━━ Excerpted data

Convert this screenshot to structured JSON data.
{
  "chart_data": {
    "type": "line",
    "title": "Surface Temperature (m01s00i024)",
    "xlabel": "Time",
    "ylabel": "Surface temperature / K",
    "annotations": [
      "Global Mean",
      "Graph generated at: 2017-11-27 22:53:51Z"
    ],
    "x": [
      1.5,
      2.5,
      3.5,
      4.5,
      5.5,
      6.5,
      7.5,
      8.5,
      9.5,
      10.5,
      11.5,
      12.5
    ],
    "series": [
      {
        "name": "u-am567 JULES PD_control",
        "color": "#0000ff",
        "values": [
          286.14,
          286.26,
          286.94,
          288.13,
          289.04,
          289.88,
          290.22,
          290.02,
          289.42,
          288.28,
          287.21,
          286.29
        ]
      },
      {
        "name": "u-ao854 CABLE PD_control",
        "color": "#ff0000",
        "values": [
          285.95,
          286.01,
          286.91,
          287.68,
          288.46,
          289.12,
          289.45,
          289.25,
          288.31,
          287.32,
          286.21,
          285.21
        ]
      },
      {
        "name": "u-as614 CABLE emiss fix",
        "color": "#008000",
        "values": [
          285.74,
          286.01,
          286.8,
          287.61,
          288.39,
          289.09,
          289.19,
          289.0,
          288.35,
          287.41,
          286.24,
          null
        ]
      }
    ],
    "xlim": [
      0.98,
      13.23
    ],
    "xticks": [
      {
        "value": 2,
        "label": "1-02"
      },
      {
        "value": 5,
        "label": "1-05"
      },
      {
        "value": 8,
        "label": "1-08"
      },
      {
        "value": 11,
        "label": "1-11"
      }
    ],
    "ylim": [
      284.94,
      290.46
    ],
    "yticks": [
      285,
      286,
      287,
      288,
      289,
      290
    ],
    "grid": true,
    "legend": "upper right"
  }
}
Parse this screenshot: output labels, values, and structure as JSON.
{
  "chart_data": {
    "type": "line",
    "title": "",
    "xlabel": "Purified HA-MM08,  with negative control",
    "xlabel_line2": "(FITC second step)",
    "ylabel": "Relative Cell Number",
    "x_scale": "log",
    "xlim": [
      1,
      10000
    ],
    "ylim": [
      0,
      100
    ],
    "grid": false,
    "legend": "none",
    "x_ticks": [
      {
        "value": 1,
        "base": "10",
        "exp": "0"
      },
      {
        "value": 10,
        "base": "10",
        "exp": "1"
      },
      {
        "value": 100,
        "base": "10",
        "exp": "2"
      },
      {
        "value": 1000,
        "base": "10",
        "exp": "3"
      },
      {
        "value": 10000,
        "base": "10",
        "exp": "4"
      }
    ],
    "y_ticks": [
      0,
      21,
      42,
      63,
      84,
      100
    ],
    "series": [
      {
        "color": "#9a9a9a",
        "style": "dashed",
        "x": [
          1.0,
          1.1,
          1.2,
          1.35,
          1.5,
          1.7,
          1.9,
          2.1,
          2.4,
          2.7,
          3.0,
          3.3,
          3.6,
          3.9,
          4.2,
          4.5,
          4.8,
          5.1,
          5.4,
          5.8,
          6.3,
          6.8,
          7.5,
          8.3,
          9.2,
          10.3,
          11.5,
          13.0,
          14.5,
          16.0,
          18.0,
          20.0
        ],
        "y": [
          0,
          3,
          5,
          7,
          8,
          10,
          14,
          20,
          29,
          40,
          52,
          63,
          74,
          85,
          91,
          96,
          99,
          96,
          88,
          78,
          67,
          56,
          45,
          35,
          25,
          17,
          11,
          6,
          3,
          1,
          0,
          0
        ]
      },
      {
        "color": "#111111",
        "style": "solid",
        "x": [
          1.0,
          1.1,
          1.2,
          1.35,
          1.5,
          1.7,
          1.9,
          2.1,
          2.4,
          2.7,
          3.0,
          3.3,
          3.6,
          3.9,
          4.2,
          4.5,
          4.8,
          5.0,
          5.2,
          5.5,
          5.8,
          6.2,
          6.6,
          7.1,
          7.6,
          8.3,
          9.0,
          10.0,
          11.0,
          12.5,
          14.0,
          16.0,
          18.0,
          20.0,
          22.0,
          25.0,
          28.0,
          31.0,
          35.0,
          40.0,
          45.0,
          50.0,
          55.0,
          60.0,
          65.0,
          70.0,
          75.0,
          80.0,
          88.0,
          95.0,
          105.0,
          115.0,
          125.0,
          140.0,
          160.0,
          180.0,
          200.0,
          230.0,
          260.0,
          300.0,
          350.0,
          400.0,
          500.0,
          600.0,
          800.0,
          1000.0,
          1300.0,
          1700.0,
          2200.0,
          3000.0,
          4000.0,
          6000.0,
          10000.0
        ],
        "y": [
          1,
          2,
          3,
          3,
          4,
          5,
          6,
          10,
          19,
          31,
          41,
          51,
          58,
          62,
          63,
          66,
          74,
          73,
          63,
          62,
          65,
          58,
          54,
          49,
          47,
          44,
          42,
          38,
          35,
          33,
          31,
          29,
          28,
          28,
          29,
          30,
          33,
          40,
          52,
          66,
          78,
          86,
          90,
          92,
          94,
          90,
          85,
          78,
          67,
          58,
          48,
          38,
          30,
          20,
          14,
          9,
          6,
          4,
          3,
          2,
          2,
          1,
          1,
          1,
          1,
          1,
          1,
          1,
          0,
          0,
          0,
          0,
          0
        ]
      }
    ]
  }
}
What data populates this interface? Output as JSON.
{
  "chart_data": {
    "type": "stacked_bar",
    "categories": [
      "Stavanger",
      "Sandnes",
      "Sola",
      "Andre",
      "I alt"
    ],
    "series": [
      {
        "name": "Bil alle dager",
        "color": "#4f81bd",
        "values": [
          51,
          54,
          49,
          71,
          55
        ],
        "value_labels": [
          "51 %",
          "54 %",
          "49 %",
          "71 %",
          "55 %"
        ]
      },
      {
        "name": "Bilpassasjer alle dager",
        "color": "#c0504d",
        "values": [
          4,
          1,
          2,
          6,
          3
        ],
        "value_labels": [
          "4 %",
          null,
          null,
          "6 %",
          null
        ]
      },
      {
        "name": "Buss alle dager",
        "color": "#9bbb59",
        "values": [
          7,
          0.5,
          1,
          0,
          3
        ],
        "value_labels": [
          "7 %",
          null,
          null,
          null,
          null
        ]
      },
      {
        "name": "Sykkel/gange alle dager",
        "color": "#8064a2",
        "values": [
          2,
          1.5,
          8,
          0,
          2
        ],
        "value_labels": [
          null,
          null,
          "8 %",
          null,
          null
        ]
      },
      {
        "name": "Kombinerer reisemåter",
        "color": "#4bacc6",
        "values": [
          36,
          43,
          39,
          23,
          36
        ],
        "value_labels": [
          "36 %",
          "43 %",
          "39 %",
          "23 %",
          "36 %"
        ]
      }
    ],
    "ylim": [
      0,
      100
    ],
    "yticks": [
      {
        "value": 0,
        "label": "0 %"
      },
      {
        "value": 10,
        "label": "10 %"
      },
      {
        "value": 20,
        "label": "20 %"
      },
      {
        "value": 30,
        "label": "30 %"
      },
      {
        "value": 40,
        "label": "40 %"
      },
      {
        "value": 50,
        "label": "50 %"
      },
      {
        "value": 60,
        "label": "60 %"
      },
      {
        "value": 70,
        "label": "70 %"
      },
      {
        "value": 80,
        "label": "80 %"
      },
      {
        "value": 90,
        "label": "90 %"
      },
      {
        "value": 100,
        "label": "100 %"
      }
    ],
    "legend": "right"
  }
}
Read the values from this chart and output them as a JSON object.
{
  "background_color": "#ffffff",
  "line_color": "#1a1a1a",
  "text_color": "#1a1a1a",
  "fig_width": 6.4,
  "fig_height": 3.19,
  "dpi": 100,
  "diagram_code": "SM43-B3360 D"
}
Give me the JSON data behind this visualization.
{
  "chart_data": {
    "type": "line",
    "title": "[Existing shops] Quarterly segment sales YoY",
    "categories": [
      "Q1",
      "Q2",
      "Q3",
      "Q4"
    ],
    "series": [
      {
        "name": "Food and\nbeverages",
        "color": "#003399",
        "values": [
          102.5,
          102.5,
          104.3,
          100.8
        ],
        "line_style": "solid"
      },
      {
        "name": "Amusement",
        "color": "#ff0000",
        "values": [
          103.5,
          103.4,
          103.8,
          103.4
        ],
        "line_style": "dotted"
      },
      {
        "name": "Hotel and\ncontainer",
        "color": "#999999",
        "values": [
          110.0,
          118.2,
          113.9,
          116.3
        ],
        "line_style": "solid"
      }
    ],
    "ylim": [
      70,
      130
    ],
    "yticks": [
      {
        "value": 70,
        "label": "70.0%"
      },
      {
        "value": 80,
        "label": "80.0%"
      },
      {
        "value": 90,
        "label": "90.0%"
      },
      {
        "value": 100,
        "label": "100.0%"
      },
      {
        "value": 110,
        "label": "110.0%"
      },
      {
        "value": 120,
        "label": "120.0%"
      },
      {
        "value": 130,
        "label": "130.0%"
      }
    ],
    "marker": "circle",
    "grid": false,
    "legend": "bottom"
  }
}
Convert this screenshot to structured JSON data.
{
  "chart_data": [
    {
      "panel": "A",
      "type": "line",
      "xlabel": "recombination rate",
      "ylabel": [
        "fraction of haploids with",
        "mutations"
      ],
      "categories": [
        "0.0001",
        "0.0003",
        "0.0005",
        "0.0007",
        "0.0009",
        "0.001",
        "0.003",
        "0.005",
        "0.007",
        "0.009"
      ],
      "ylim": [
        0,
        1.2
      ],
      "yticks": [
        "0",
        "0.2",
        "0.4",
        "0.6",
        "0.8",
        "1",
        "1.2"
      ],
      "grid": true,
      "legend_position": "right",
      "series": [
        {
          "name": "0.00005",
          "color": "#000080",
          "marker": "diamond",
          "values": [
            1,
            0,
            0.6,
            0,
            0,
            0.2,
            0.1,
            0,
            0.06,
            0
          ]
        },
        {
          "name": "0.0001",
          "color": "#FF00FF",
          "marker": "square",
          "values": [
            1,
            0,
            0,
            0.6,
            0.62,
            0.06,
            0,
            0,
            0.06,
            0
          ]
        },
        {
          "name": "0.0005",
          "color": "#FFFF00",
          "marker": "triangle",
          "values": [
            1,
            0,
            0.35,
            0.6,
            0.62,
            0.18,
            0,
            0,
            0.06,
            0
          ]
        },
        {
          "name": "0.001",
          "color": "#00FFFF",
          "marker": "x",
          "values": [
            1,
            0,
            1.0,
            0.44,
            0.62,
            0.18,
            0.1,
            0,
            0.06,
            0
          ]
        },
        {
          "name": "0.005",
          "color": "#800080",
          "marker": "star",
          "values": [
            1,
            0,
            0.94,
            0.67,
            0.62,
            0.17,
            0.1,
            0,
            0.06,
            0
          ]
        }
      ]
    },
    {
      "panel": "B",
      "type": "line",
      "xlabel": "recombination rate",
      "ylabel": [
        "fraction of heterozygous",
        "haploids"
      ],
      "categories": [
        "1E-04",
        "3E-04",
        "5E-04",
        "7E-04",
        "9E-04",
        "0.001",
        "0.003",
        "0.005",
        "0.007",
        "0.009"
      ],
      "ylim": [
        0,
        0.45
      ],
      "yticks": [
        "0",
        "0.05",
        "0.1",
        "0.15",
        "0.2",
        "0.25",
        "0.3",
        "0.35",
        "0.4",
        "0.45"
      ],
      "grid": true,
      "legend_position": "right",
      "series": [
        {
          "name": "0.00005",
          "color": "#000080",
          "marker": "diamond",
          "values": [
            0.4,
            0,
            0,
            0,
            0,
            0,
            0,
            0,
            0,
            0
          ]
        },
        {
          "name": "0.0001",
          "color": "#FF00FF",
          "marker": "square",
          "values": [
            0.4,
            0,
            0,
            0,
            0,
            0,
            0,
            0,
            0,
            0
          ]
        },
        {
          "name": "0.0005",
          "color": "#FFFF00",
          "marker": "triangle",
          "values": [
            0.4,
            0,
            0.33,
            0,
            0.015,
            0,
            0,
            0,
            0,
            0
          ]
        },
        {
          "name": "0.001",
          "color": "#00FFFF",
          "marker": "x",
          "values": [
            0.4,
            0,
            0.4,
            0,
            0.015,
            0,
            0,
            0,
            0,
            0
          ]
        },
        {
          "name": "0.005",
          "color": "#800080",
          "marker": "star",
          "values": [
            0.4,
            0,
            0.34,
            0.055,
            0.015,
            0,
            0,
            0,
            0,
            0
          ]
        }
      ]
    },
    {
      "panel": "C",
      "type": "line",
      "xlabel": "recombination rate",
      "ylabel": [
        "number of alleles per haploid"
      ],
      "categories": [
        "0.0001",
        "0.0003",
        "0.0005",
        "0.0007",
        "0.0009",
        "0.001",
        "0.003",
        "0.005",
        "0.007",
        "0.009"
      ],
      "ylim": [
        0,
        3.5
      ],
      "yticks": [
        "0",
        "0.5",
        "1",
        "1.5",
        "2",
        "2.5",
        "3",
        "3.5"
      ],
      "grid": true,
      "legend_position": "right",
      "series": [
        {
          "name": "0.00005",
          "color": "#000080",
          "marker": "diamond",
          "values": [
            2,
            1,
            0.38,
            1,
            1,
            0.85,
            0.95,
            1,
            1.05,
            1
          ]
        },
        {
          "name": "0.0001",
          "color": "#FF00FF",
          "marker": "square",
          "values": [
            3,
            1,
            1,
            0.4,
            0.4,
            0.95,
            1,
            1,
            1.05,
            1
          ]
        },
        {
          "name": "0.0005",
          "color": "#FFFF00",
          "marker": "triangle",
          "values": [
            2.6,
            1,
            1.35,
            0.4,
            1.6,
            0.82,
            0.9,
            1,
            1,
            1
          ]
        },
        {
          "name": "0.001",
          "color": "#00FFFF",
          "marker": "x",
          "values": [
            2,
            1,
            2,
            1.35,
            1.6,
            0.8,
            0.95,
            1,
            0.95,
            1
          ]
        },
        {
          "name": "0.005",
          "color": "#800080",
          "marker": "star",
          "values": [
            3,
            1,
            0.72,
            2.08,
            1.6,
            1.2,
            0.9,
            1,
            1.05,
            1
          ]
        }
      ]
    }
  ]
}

━━━━

- Problem description: Report back each line of the entries that holds the string "JSON".

- Task answer:
Convert this screenshot to structured JSON data.
Parse this screenshot: output labels, values, and structure as JSON.
What data populates this interface? Output as JSON.
Read the values from this chart and output them as a JSON object.
Give me the JSON data behind this visualization.
Convert this screenshot to structured JSON data.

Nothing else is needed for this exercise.